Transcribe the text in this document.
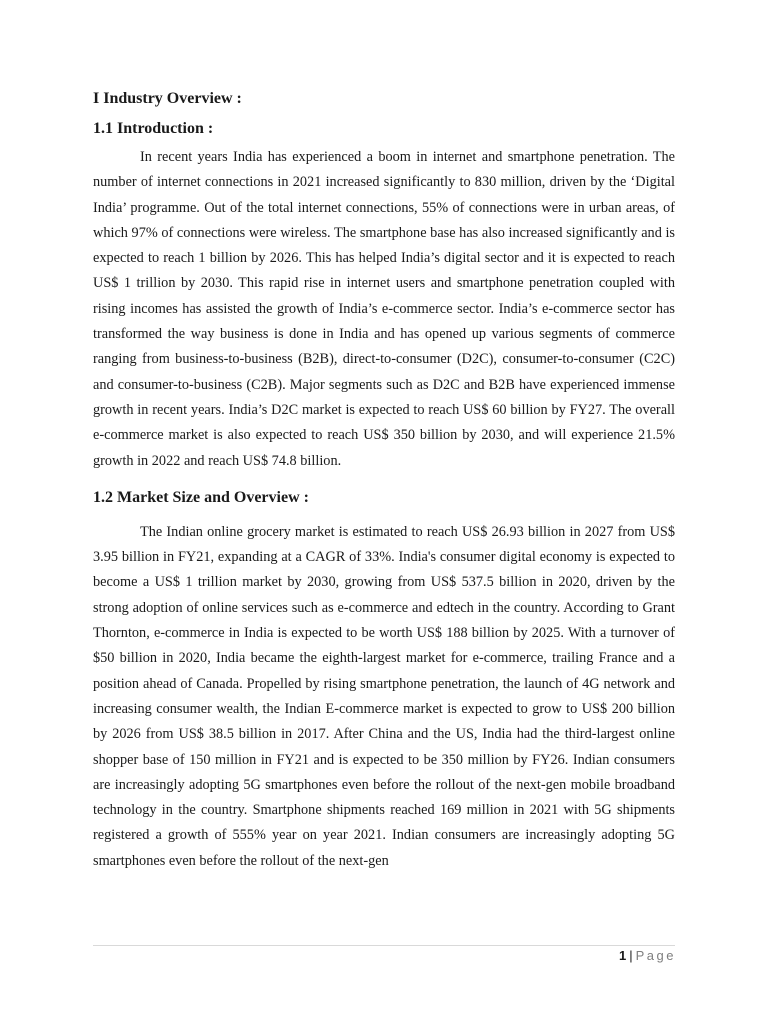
I Industry Overview :

1.1 Introduction :

In recent years India has experienced a boom in internet and smartphone penetration. The number of internet connections in 2021 increased significantly to 830 million, driven by the ‘Digital India’ programme. Out of the total internet connections, 55% of connections were in urban areas, of which 97% of connections were wireless. The smartphone base has also increased significantly and is expected to reach 1 billion by 2026. This has helped India’s digital sector and it is expected to reach US$ 1 trillion by 2030. This rapid rise in internet users and smartphone penetration coupled with rising incomes has assisted the growth of India’s e-commerce sector. India’s e-commerce sector has transformed the way business is done in India and has opened up various segments of commerce ranging from business-to-business (B2B), direct-to-consumer (D2C), consumer-to-consumer (C2C) and consumer-to-business (C2B). Major segments such as D2C and B2B have experienced immense growth in recent years. India’s D2C market is expected to reach US$ 60 billion by FY27. The overall e-commerce market is also expected to reach US$ 350 billion by 2030, and will experience 21.5% growth in 2022 and reach US$ 74.8 billion.

1.2 Market Size and Overview :

The Indian online grocery market is estimated to reach US$ 26.93 billion in 2027 from US$ 3.95 billion in FY21, expanding at a CAGR of 33%. India's consumer digital economy is expected to become a US$ 1 trillion market by 2030, growing from US$ 537.5 billion in 2020, driven by the strong adoption of online services such as e-commerce and edtech in the country. According to Grant Thornton, e-commerce in India is expected to be worth US$ 188 billion by 2025. With a turnover of $50 billion in 2020, India became the eighth-largest market for e-commerce, trailing France and a position ahead of Canada. Propelled by rising smartphone penetration, the launch of 4G network and increasing consumer wealth, the Indian E-commerce market is expected to grow to US$ 200 billion by 2026 from US$ 38.5 billion in 2017. After China and the US, India had the third-largest online shopper base of 150 million in FY21 and is expected to be 350 million by FY26. Indian consumers are increasingly adopting 5G smartphones even before the rollout of the next-gen mobile broadband technology in the country. Smartphone shipments reached 169 million in 2021 with 5G shipments registered a growth of 555% year on year 2021. Indian consumers are increasingly adopting 5G smartphones even before the rollout of the next-gen

1 | Page
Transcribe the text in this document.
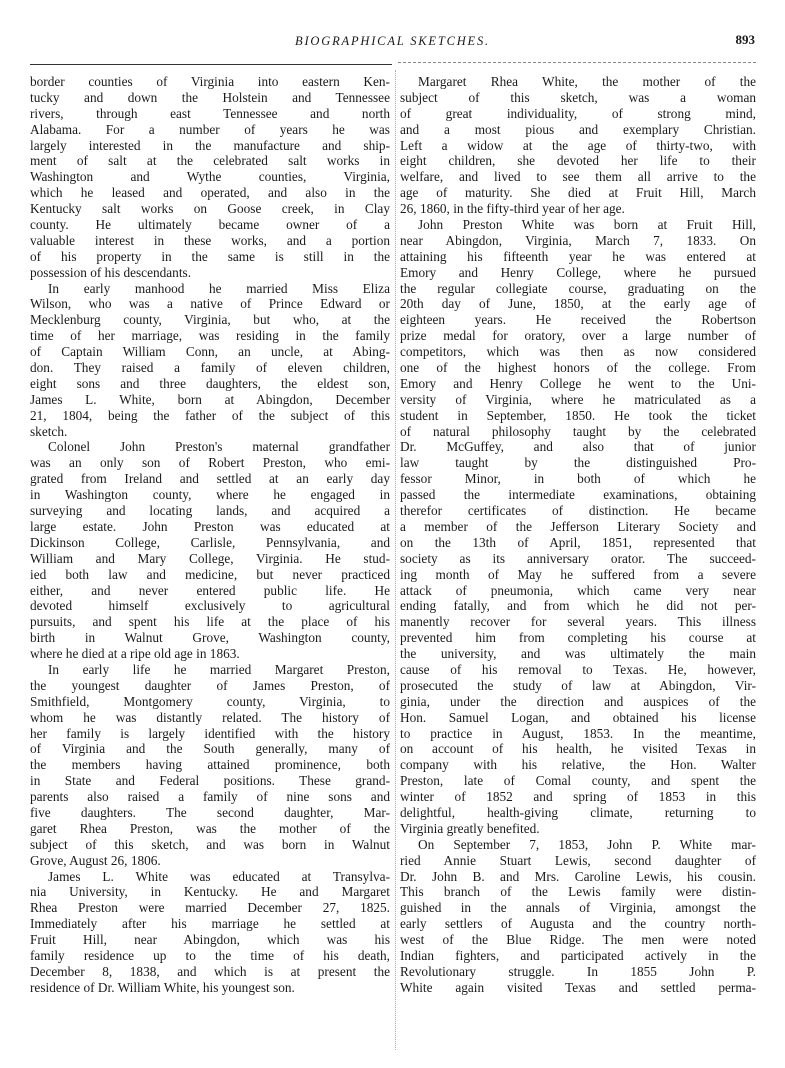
BIOGRAPHICAL SKETCHES.	893
border counties of Virginia into eastern Ken-
tucky and down the Holstein and Tennessee
rivers, through east Tennessee and north
Alabama. For a number of years he was
largely interested in the manufacture and ship-
ment of salt at the celebrated salt works in
Washington and Wythe counties, Virginia,
which he leased and operated, and also in the
Kentucky salt works on Goose creek, in Clay
county. He ultimately became owner of a
valuable interest in these works, and a portion
of his property in the same is still in the
possession of his descendants.
In early manhood he married Miss Eliza
Wilson, who was a native of Prince Edward or
Mecklenburg county, Virginia, but who, at the
time of her marriage, was residing in the family
of Captain William Conn, an uncle, at Abing-
don. They raised a family of eleven children,
eight sons and three daughters, the eldest son,
James L. White, born at Abingdon, December
21, 1804, being the father of the subject of this
sketch.
Colonel John Preston's maternal grandfather
was an only son of Robert Preston, who emi-
grated from Ireland and settled at an early day
in Washington county, where he engaged in
surveying and locating lands, and acquired a
large estate. John Preston was educated at
Dickinson College, Carlisle, Pennsylvania, and
William and Mary College, Virginia. He stud-
ied both law and medicine, but never practiced
either, and never entered public life. He
devoted himself exclusively to agricultural
pursuits, and spent his life at the place of his
birth in Walnut Grove, Washington county,
where he died at a ripe old age in 1863.
In early life he married Margaret Preston,
the youngest daughter of James Preston, of
Smithfield, Montgomery county, Virginia, to
whom he was distantly related. The history of
her family is largely identified with the history
of Virginia and the South generally, many of
the members having attained prominence, both
in State and Federal positions. These grand-
parents also raised a family of nine sons and
five daughters. The second daughter, Mar-
garet Rhea Preston, was the mother of the
subject of this sketch, and was born in Walnut
Grove, August 26, 1806.
James L. White was educated at Transylva-
nia University, in Kentucky. He and Margaret
Rhea Preston were married December 27, 1825.
Immediately after his marriage he settled at
Fruit Hill, near Abingdon, which was his
family residence up to the time of his death,
December 8, 1838, and which is at present the
residence of Dr. William White, his youngest son.
Margaret Rhea White, the mother of the
subject of this sketch, was a woman
of great individuality, of strong mind,
and a most pious and exemplary Christian.
Left a widow at the age of thirty-two, with
eight children, she devoted her life to their
welfare, and lived to see them all arrive to the
age of maturity. She died at Fruit Hill, March
26, 1860, in the fifty-third year of her age.
John Preston White was born at Fruit Hill,
near Abingdon, Virginia, March 7, 1833. On
attaining his fifteenth year he was entered at
Emory and Henry College, where he pursued
the regular collegiate course, graduating on the
20th day of June, 1850, at the early age of
eighteen years. He received the Robertson
prize medal for oratory, over a large number of
competitors, which was then as now considered
one of the highest honors of the college. From
Emory and Henry College he went to the Uni-
versity of Virginia, where he matriculated as a
student in September, 1850. He took the ticket
of natural philosophy taught by the celebrated
Dr. McGuffey, and also that of junior
law taught by the distinguished Pro-
fessor Minor, in both of which he
passed the intermediate examinations, obtaining
therefor certificates of distinction. He became
a member of the Jefferson Literary Society and
on the 13th of April, 1851, represented that
society as its anniversary orator. The succeed-
ing month of May he suffered from a severe
attack of pneumonia, which came very near
ending fatally, and from which he did not per-
manently recover for several years. This illness
prevented him from completing his course at
the university, and was ultimately the main
cause of his removal to Texas. He, however,
prosecuted the study of law at Abingdon, Vir-
ginia, under the direction and auspices of the
Hon. Samuel Logan, and obtained his license
to practice in August, 1853. In the meantime,
on account of his health, he visited Texas in
company with his relative, the Hon. Walter
Preston, late of Comal county, and spent the
winter of 1852 and spring of 1853 in this
delightful, health-giving climate, returning to
Virginia greatly benefited.
On September 7, 1853, John P. White mar-
ried Annie Stuart Lewis, second daughter of
Dr. John B. and Mrs. Caroline Lewis, his cousin.
This branch of the Lewis family were distin-
guished in the annals of Virginia, amongst the
early settlers of Augusta and the country north-
west of the Blue Ridge. The men were noted
Indian fighters, and participated actively in the
Revolutionary struggle. In 1855 John P.
White again visited Texas and settled perma-
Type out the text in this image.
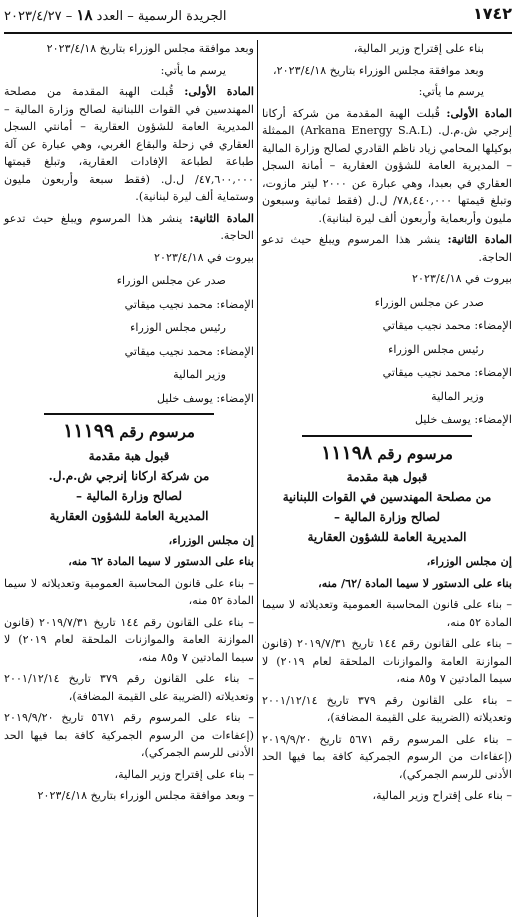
١٧٤٢
الجريدة الرسمية – العدد ١٨ – ٢٠٢٣/٤/٢٧

بناء على إقتراح وزير المالية،

وبعد موافقة مجلس الوزراء بتاريخ ٢٠٢٣/٤/١٨،

يرسم ما يأتي:

المادة الأولى: قُبلت الهبة المقدمة من شركة أركانا إنرجي ش.م.ل. (Arkana Energy S.A.L) الممثلة بوكيلها المحامي زياد ناظم القادري لصالح وزارة المالية – المديرية العامة للشؤون العقارية – أمانة السجل العقاري في بعبدا، وهي عبارة عن ٢٠٠٠ ليتر مازوت، وتبلغ قيمتها ٧٨,٤٤٠,٠٠٠/ ل.ل (فقط ثمانية وسبعون مليون وأربعماية وأربعون ألف ليرة لبنانية).

المادة الثانية: ينشر هذا المرسوم ويبلغ حيث تدعو الحاجة.

بيروت في ٢٠٢٣/٤/١٨

صدر عن مجلس الوزراء

الإمضاء: محمد نجيب ميقاتي

رئيس مجلس الوزراء

الإمضاء: محمد نجيب ميقاتي

وزير المالية

الإمضاء: يوسف خليل

مرسوم رقم ١١١٩٨

قبول هبة مقدمة

من مصلحة المهندسين في القوات اللبنانية

لصالح وزارة المالية –

المديرية العامة للشؤون العقارية

إن مجلس الوزراء،

بناء على الدستور لا سيما المادة /٦٢/ منه،

– بناء على قانون المحاسبة العمومية وتعديلاته لا سيما المادة ٥٢ منه،

– بناء على القانون رقم ١٤٤ تاريخ ٢٠١٩/٧/٣١ (قانون الموازنة العامة والموازنات الملحقة لعام ٢٠١٩) لا سيما المادتين ٧ و٨٥ منه،

– بناء على القانون رقم ٣٧٩ تاريخ ٢٠٠١/١٢/١٤ وتعديلاته (الضريبة على القيمة المضافة)،

– بناء على المرسوم رقم ٥٦٧١ تاريخ ٢٠١٩/٩/٢٠ (إعفاءات من الرسوم الجمركية كافة بما فيها الحد الأدنى للرسم الجمركي)،

– بناء على إقتراح وزير المالية،

وبعد موافقة مجلس الوزراء بتاريخ ٢٠٢٣/٤/١٨

يرسم ما يأتي:

المادة الأولى: قُبلت الهبة المقدمة من مصلحة المهندسين في القوات اللبنانية لصالح وزارة المالية – المديرية العامة للشؤون العقارية – أمانتي السجل العقاري في زحلة والبقاع الغربي، وهي عبارة عن آلة طباعة لطباعة الإفادات العقارية، وتبلغ قيمتها ٤٧,٦٠٠,٠٠٠/ ل.ل. (فقط سبعة وأربعون مليون وستماية ألف ليرة لبنانية).

المادة الثانية: ينشر هذا المرسوم ويبلغ حيث تدعو الحاجة.

بيروت في ٢٠٢٣/٤/١٨

صدر عن مجلس الوزراء

الإمضاء: محمد نجيب ميقاتي

رئيس مجلس الوزراء

الإمضاء: محمد نجيب ميقاتي

وزير المالية

الإمضاء: يوسف خليل

مرسوم رقم ١١١٩٩

قبول هبة مقدمة

من شركة اركانا إنرجي ش.م.ل.

لصالح وزارة المالية –

المديرية العامة للشؤون العقارية

إن مجلس الوزراء،

بناء على الدستور لا سيما المادة ٦٢ منه،

– بناء على قانون المحاسبة العمومية وتعديلاته لا سيما المادة ٥٢ منه،

– بناء على القانون رقم ١٤٤ تاريخ ٢٠١٩/٧/٣١ (قانون الموازنة العامة والموازنات الملحقة لعام ٢٠١٩) لا سيما المادتين ٧ و٨٥ منه،

– بناء على القانون رقم ٣٧٩ تاريخ ٢٠٠١/١٢/١٤ وتعديلاته (الضريبة على القيمة المضافة)،

– بناء على المرسوم رقم ٥٦٧١ تاريخ ٢٠١٩/٩/٢٠ (إعفاءات من الرسوم الجمركية كافة بما فيها الحد الأدنى للرسم الجمركي)،

– بناء على إقتراح وزير المالية،

– وبعد موافقة مجلس الوزراء بتاريخ ٢٠٢٣/٤/١٨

────────────────────────────────────────

=== WHAT NEEDS TO BE DONE ===
Reproduce each line of the material containing the word "country".

=== PROBLEM SOLUTION ===
The Indian online grocery market is estimated to reach US$ 26.93 billion in 2027 from US$ 3.95 billion in FY21, expanding at a CAGR of 33%. India's consumer digital economy is expected to become a US$ 1 trillion market by 2030, growing from US$ 537.5 billion in 2020, driven by the strong adoption of online services such as e-commerce and edtech in the country. According to Grant Thornton, e-commerce in India is expected to be worth US$ 188 billion by 2025. With a turnover of $50 billion in 2020, India became the eighth-largest market for e-commerce, trailing France and a position ahead of Canada. Propelled by rising smartphone penetration, the launch of 4G network and increasing consumer wealth, the Indian E-commerce market is expected to grow to US$ 200 billion by 2026 from US$ 38.5 billion in 2017. After China and the US, India had the third-largest online shopper base of 150 million in FY21 and is expected to be 350 million by FY26. Indian consumers are increasingly adopting 5G smartphones even before the rollout of the next-gen mobile broadband technology in the country. Smartphone shipments reached 169 million in 2021 with 5G shipments registered a growth of 555% year on year 2021. Indian consumers are increasingly adopting 5G smartphones even before the rollout of the next-gen
early settlers of Augusta and the country north-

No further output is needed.